(Records from a data source)
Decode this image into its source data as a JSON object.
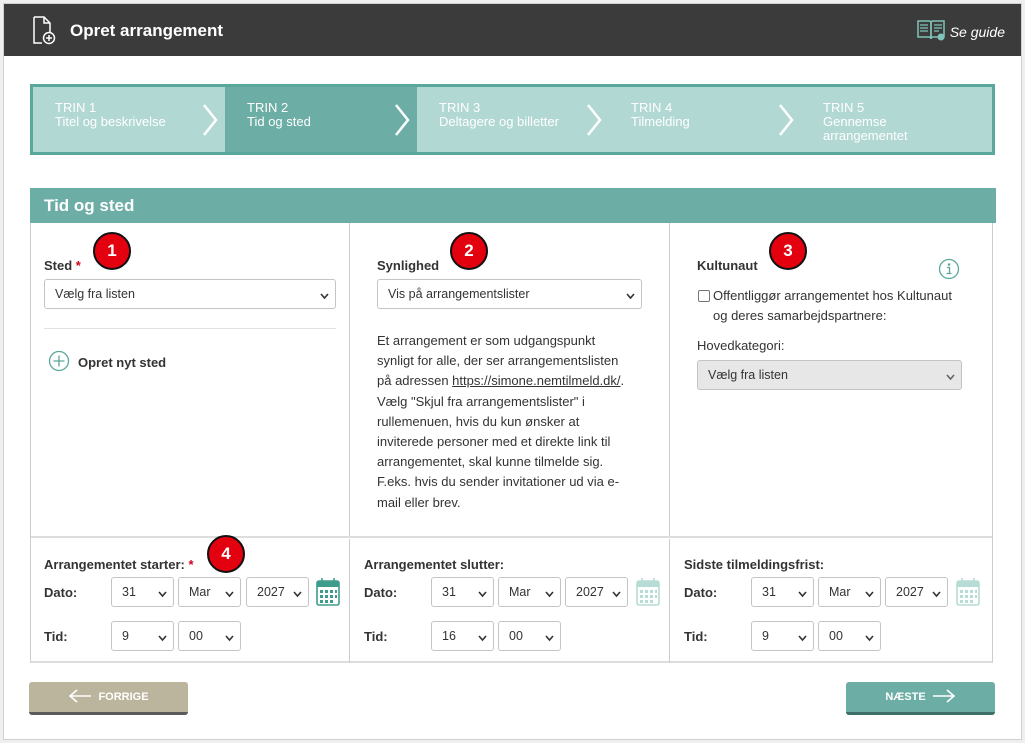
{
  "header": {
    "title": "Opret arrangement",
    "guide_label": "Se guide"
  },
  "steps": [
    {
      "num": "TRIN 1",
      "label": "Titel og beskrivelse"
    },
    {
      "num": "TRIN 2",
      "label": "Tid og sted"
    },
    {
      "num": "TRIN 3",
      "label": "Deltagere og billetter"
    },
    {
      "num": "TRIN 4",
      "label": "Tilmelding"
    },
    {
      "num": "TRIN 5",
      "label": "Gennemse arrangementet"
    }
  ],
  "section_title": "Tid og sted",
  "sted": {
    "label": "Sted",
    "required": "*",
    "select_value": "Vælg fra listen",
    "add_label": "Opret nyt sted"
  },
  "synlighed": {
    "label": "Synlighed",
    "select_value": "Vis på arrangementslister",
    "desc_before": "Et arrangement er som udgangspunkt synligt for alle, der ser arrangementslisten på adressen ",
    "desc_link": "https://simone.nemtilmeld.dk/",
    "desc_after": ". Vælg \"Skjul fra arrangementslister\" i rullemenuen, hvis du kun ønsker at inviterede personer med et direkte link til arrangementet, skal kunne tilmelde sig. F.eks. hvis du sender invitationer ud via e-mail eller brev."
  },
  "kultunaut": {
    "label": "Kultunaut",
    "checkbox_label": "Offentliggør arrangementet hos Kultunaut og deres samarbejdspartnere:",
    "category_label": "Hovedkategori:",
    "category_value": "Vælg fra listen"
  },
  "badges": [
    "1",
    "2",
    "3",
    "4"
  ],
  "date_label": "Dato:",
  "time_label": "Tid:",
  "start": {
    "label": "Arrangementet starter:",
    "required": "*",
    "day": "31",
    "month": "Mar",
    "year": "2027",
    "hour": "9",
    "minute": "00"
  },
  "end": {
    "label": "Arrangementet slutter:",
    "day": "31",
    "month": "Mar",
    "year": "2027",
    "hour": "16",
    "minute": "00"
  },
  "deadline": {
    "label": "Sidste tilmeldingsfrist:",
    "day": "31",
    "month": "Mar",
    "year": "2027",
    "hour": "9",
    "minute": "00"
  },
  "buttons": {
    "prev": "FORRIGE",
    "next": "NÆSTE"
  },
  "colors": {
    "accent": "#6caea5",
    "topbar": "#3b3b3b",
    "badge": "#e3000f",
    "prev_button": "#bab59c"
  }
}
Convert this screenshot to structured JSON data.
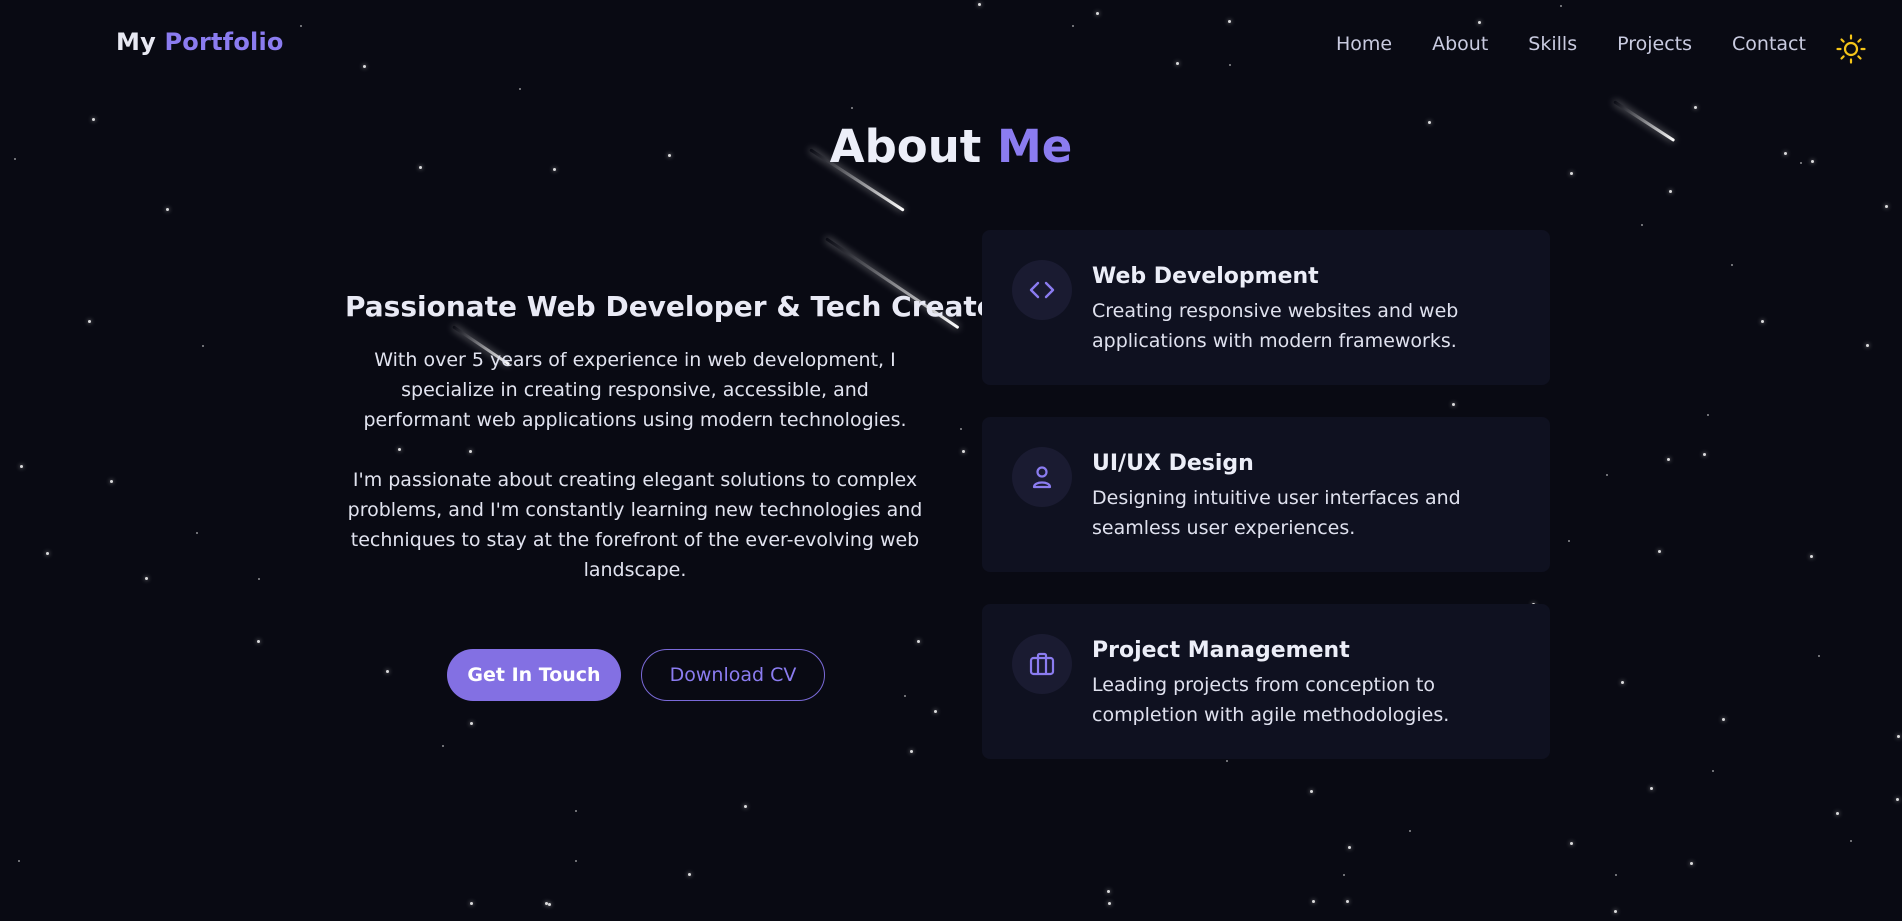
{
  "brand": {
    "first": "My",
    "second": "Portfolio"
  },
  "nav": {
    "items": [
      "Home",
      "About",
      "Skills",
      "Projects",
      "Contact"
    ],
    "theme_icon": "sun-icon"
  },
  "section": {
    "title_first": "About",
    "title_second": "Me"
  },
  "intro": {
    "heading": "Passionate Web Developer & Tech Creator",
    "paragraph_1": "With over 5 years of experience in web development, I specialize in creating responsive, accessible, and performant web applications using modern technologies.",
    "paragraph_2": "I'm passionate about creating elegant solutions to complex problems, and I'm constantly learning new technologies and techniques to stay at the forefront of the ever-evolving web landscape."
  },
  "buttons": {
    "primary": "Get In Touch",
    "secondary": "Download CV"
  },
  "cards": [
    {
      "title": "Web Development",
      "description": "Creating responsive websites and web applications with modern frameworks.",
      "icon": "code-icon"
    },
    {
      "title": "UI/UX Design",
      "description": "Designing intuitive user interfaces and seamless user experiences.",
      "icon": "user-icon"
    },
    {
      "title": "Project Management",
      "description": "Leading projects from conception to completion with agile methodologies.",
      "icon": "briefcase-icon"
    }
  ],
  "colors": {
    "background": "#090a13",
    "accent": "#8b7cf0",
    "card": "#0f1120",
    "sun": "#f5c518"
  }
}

TASK BRIEF
Give the number of lines that carry the word "arrangementslister", with nothing added.

EXERCISE RESPONSE
2